> _Record list_
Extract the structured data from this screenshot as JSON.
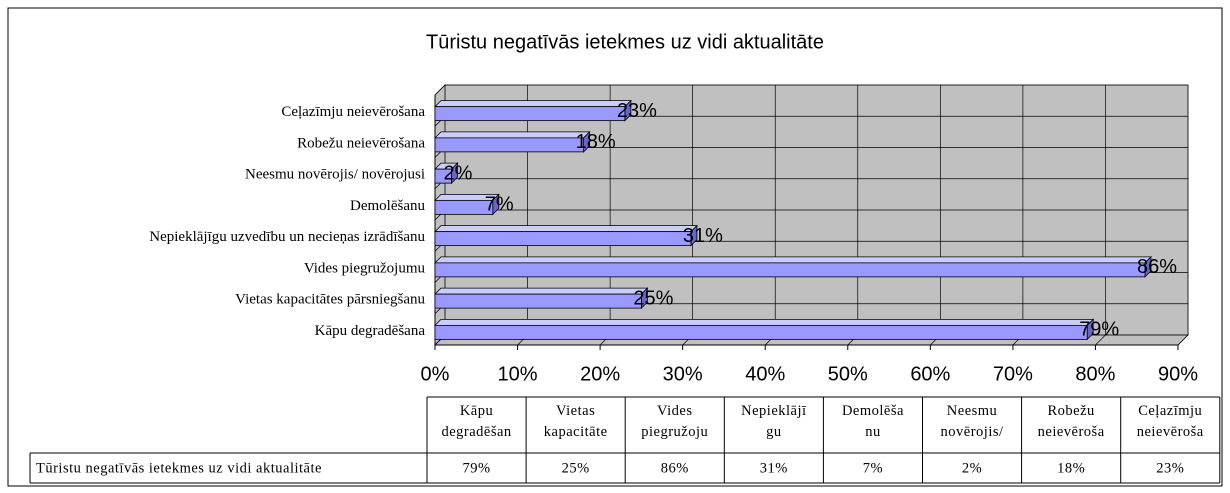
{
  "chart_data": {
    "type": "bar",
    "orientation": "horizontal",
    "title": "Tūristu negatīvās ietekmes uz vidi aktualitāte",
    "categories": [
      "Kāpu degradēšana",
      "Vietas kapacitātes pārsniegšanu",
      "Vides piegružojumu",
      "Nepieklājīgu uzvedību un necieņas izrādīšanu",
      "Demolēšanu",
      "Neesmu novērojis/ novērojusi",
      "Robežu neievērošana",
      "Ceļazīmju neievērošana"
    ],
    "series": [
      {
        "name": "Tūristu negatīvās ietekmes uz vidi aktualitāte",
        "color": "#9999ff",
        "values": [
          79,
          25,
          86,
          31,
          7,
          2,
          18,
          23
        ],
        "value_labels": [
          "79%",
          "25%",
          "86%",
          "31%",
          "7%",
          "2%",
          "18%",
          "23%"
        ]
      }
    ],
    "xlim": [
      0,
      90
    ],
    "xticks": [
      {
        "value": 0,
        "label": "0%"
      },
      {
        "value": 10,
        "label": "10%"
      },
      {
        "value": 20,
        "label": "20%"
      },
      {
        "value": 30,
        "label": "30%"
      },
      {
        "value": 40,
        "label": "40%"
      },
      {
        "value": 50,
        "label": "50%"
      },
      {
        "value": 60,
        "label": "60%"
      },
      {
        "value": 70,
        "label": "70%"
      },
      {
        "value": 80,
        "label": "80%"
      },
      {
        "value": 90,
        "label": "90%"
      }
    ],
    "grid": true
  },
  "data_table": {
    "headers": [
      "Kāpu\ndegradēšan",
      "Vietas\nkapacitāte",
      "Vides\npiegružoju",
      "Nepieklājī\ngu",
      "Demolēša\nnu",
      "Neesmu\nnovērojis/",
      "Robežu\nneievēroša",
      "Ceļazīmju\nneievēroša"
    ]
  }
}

...

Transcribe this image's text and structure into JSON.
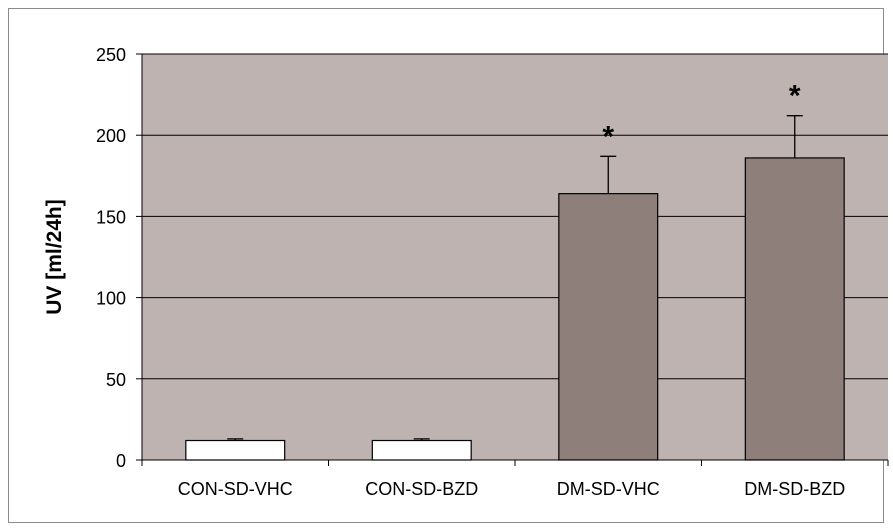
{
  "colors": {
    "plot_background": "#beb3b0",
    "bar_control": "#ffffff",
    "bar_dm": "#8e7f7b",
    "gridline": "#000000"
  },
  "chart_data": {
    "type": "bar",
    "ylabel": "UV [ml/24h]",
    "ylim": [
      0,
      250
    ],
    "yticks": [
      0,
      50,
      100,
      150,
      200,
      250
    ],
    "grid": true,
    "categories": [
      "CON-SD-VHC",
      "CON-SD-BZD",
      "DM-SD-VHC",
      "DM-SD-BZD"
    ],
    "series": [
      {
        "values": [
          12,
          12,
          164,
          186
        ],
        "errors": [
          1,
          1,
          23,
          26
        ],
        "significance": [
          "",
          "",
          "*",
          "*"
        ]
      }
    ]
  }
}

---

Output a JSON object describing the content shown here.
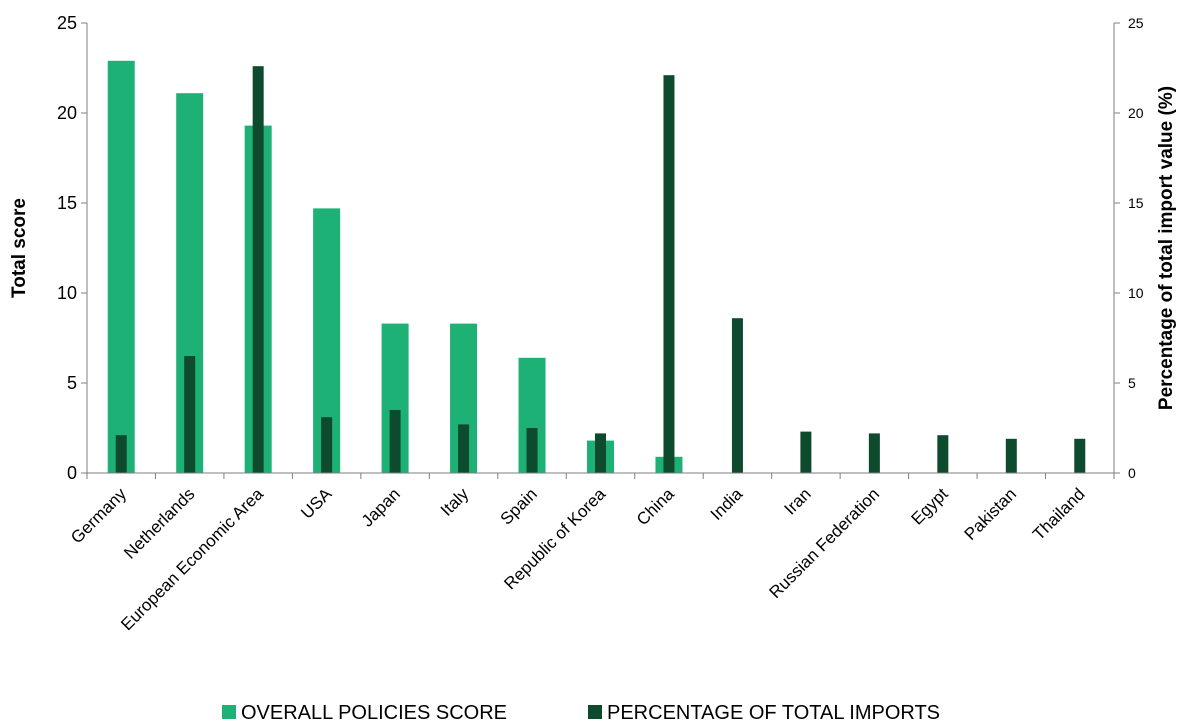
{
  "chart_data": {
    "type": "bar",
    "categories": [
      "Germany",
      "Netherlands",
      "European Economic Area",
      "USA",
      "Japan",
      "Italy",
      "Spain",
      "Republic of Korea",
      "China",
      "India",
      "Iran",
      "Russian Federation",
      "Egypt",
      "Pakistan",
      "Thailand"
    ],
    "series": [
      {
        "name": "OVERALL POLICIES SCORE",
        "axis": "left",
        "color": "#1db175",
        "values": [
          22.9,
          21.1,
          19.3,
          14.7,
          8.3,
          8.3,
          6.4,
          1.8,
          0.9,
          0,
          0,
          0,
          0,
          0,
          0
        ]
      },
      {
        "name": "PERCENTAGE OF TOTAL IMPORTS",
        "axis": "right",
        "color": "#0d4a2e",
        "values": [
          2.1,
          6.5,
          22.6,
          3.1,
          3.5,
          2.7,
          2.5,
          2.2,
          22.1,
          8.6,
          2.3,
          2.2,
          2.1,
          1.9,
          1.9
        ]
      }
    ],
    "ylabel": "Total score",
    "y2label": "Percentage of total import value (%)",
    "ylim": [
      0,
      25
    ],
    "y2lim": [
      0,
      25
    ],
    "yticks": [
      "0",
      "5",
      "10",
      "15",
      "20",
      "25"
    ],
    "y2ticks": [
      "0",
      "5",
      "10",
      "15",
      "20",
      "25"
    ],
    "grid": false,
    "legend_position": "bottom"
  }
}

> _Task goal_
Determine the number of lines in the records that include the string "this", and respond with that number only.

> _Output below_
2